## Dataset records
━━━━━━━━━━

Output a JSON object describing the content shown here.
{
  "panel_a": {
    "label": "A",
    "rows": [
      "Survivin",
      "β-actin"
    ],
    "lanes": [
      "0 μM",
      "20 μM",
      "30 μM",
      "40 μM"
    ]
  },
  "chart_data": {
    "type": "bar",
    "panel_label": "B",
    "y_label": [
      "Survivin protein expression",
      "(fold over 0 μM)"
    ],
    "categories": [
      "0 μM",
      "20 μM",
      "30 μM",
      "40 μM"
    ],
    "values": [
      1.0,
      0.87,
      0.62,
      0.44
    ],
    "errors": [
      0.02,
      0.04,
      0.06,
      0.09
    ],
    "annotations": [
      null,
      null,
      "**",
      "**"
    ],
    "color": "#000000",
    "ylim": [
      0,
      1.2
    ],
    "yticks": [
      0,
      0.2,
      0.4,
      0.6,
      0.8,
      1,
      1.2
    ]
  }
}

━━━━━━━━━━

## The problem
Every record must be transcribed exactly, with no line skipped.

## Result
Output a JSON object describing the content shown here.
{
  "panel_a": {
    "label": "A",
    "rows": [
      "Survivin",
      "β-actin"
    ],
    "lanes": [
      "0 μM",
      "20 μM",
      "30 μM",
      "40 μM"
    ]
  },
  "chart_data": {
    "type": "bar",
    "panel_label": "B",
    "y_label": [
      "Survivin protein expression",
      "(fold over 0 μM)"
    ],
    "categories": [
      "0 μM",
      "20 μM",
      "30 μM",
      "40 μM"
    ],
    "values": [
      1.0,
      0.87,
      0.62,
      0.44
    ],
    "errors": [
      0.02,
      0.04,
      0.06,
      0.09
    ],
    "annotations": [
      null,
      null,
      "**",
      "**"
    ],
    "color": "#000000",
    "ylim": [
      0,
      1.2
    ],
    "yticks": [
      0,
      0.2,
      0.4,
      0.6,
      0.8,
      1,
      1.2
    ]
  }
}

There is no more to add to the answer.